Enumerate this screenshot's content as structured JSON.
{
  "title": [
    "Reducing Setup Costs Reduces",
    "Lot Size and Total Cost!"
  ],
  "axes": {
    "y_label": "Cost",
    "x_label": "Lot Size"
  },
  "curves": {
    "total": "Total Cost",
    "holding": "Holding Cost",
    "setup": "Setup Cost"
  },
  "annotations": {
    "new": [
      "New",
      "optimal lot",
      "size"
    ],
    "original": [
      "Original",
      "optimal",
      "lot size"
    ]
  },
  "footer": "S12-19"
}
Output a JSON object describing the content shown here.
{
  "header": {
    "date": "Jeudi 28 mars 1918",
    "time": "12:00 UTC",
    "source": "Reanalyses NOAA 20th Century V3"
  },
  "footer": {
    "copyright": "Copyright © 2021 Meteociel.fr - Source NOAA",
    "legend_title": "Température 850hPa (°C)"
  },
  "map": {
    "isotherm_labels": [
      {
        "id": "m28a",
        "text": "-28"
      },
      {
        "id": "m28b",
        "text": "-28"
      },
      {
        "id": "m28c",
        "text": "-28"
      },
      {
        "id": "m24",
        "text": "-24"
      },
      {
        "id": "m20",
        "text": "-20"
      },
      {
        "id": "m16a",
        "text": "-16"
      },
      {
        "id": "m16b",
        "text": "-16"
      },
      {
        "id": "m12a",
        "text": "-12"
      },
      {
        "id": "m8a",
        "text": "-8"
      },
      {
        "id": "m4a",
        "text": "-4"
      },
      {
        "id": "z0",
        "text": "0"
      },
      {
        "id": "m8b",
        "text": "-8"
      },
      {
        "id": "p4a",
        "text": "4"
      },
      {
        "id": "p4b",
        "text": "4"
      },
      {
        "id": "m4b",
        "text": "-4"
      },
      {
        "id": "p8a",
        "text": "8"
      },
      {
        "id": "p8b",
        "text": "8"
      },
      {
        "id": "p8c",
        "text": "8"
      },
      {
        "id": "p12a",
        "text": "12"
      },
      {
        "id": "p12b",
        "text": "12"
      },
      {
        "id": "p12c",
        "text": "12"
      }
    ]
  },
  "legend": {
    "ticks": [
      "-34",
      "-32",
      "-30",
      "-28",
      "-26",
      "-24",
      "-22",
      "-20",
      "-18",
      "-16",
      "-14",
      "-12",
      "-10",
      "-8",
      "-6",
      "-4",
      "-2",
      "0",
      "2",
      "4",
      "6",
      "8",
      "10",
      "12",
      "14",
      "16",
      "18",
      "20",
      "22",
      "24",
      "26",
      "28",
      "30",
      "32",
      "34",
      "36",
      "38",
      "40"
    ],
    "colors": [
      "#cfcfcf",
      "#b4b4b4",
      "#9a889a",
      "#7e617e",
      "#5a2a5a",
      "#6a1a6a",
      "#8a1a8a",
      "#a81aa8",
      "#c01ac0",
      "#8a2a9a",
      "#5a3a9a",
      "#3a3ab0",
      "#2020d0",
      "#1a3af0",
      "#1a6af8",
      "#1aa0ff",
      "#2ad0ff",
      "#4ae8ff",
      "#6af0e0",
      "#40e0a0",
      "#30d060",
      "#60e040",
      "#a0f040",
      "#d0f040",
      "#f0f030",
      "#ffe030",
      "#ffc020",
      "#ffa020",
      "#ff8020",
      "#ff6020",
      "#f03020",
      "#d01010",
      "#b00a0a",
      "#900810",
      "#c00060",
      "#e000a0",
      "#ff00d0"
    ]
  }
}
^^^^^^^^^^^^^^^^
Exercise instructions: Every line above needs to be retyped exactly.

Output below:
Enumerate this screenshot's content as structured JSON.
{
  "title": [
    "Reducing Setup Costs Reduces",
    "Lot Size and Total Cost!"
  ],
  "axes": {
    "y_label": "Cost",
    "x_label": "Lot Size"
  },
  "curves": {
    "total": "Total Cost",
    "holding": "Holding Cost",
    "setup": "Setup Cost"
  },
  "annotations": {
    "new": [
      "New",
      "optimal lot",
      "size"
    ],
    "original": [
      "Original",
      "optimal",
      "lot size"
    ]
  },
  "footer": "S12-19"
}
Output a JSON object describing the content shown here.
{
  "header": {
    "date": "Jeudi 28 mars 1918",
    "time": "12:00 UTC",
    "source": "Reanalyses NOAA 20th Century V3"
  },
  "footer": {
    "copyright": "Copyright © 2021 Meteociel.fr - Source NOAA",
    "legend_title": "Température 850hPa (°C)"
  },
  "map": {
    "isotherm_labels": [
      {
        "id": "m28a",
        "text": "-28"
      },
      {
        "id": "m28b",
        "text": "-28"
      },
      {
        "id": "m28c",
        "text": "-28"
      },
      {
        "id": "m24",
        "text": "-24"
      },
      {
        "id": "m20",
        "text": "-20"
      },
      {
        "id": "m16a",
        "text": "-16"
      },
      {
        "id": "m16b",
        "text": "-16"
      },
      {
        "id": "m12a",
        "text": "-12"
      },
      {
        "id": "m8a",
        "text": "-8"
      },
      {
        "id": "m4a",
        "text": "-4"
      },
      {
        "id": "z0",
        "text": "0"
      },
      {
        "id": "m8b",
        "text": "-8"
      },
      {
        "id": "p4a",
        "text": "4"
      },
      {
        "id": "p4b",
        "text": "4"
      },
      {
        "id": "m4b",
        "text": "-4"
      },
      {
        "id": "p8a",
        "text": "8"
      },
      {
        "id": "p8b",
        "text": "8"
      },
      {
        "id": "p8c",
        "text": "8"
      },
      {
        "id": "p12a",
        "text": "12"
      },
      {
        "id": "p12b",
        "text": "12"
      },
      {
        "id": "p12c",
        "text": "12"
      }
    ]
  },
  "legend": {
    "ticks": [
      "-34",
      "-32",
      "-30",
      "-28",
      "-26",
      "-24",
      "-22",
      "-20",
      "-18",
      "-16",
      "-14",
      "-12",
      "-10",
      "-8",
      "-6",
      "-4",
      "-2",
      "0",
      "2",
      "4",
      "6",
      "8",
      "10",
      "12",
      "14",
      "16",
      "18",
      "20",
      "22",
      "24",
      "26",
      "28",
      "30",
      "32",
      "34",
      "36",
      "38",
      "40"
    ],
    "colors": [
      "#cfcfcf",
      "#b4b4b4",
      "#9a889a",
      "#7e617e",
      "#5a2a5a",
      "#6a1a6a",
      "#8a1a8a",
      "#a81aa8",
      "#c01ac0",
      "#8a2a9a",
      "#5a3a9a",
      "#3a3ab0",
      "#2020d0",
      "#1a3af0",
      "#1a6af8",
      "#1aa0ff",
      "#2ad0ff",
      "#4ae8ff",
      "#6af0e0",
      "#40e0a0",
      "#30d060",
      "#60e040",
      "#a0f040",
      "#d0f040",
      "#f0f030",
      "#ffe030",
      "#ffc020",
      "#ffa020",
      "#ff8020",
      "#ff6020",
      "#f03020",
      "#d01010",
      "#b00a0a",
      "#900810",
      "#c00060",
      "#e000a0",
      "#ff00d0"
    ]
  }
}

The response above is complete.